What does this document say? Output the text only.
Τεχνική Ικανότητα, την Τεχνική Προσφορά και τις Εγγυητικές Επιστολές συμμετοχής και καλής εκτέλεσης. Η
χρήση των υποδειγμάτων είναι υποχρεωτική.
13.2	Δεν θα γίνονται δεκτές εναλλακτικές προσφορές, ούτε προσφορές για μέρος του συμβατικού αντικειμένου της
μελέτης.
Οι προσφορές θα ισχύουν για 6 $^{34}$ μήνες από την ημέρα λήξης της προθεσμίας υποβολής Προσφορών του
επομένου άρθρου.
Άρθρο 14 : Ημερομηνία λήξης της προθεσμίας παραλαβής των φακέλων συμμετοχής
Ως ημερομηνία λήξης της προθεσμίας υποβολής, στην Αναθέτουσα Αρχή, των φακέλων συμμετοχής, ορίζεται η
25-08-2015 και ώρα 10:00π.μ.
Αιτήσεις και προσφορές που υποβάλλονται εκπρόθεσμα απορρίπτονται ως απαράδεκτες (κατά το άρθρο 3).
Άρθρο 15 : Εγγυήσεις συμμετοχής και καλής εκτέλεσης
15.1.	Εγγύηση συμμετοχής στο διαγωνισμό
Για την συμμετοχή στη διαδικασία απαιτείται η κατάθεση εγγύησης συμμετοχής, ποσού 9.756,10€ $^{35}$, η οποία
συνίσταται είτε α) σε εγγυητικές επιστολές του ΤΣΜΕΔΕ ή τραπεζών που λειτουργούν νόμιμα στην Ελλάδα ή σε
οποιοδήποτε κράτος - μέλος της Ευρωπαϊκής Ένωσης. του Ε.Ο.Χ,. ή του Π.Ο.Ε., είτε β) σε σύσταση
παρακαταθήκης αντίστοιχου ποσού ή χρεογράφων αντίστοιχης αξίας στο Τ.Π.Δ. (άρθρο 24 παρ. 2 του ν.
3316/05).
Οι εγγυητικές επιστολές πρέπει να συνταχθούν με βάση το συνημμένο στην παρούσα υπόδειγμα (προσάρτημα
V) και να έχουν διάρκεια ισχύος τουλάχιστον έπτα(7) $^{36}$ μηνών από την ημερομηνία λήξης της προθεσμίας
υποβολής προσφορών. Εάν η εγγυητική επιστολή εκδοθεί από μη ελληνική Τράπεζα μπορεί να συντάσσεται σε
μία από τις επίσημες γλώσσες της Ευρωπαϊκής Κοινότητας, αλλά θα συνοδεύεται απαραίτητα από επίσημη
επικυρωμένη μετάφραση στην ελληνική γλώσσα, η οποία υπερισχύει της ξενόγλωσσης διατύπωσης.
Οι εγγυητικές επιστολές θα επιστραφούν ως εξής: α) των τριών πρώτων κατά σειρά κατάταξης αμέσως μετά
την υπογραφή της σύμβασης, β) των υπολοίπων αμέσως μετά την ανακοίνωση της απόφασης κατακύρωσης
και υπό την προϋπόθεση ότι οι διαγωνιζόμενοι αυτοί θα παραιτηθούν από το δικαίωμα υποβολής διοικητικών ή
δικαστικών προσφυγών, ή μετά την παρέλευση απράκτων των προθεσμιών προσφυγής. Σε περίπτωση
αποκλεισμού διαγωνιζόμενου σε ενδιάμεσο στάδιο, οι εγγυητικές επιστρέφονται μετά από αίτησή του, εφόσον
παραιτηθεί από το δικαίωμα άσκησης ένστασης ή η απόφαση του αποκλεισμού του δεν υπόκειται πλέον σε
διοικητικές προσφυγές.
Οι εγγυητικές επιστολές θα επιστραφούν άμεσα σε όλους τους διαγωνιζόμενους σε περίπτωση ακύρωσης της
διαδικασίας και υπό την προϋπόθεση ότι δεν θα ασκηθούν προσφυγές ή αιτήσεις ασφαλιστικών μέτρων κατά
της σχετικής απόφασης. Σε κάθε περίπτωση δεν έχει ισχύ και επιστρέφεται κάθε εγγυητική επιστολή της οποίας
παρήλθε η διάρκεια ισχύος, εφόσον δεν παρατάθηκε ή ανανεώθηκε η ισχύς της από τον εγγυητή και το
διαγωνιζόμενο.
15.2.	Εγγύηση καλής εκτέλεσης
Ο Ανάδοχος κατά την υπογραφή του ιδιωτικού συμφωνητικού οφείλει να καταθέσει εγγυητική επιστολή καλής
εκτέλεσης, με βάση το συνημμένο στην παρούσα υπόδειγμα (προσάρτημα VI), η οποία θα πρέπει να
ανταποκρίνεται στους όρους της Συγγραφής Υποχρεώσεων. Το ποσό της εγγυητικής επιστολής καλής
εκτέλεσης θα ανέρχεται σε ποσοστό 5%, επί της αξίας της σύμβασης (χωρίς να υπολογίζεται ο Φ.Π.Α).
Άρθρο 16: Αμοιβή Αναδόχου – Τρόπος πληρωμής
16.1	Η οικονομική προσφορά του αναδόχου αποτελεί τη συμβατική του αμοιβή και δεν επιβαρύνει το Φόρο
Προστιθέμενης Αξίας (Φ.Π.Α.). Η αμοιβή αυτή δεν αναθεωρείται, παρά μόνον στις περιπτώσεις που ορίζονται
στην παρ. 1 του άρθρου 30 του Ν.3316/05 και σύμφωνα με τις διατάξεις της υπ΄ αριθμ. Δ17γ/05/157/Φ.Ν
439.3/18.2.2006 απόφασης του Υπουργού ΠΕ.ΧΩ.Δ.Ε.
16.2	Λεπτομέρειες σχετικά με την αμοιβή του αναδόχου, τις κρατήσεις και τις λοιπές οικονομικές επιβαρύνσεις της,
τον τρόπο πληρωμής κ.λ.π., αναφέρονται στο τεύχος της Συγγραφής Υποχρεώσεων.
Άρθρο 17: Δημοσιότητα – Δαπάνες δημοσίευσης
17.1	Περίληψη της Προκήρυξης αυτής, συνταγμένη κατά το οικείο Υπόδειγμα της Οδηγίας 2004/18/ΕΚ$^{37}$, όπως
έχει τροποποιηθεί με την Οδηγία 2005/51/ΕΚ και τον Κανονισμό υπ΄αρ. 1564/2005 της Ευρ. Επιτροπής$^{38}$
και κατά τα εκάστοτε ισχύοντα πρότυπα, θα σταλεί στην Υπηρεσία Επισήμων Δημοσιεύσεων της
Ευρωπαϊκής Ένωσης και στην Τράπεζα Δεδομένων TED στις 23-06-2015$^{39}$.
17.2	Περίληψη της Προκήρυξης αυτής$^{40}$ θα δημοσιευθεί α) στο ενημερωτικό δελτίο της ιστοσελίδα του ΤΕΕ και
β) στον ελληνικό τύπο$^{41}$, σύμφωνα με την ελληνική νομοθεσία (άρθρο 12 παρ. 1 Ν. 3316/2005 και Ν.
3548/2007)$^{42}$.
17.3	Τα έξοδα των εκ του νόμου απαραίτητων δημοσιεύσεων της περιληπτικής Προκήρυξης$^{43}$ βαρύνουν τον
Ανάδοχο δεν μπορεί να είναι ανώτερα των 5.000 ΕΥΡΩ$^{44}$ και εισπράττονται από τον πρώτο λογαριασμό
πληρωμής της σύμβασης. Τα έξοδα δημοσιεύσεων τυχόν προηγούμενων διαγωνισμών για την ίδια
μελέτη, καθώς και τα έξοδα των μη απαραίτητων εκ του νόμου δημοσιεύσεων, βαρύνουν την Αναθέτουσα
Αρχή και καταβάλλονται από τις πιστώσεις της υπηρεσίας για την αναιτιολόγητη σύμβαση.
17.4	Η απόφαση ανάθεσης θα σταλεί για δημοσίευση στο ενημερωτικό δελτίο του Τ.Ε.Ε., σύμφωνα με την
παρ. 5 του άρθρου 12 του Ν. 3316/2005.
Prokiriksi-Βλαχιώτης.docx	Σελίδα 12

----

• _WORK REQUIRED_:
Determine how many lines of the records above contain the word "περίπτωση", and report only that number.

• _TASK RESULT_:
3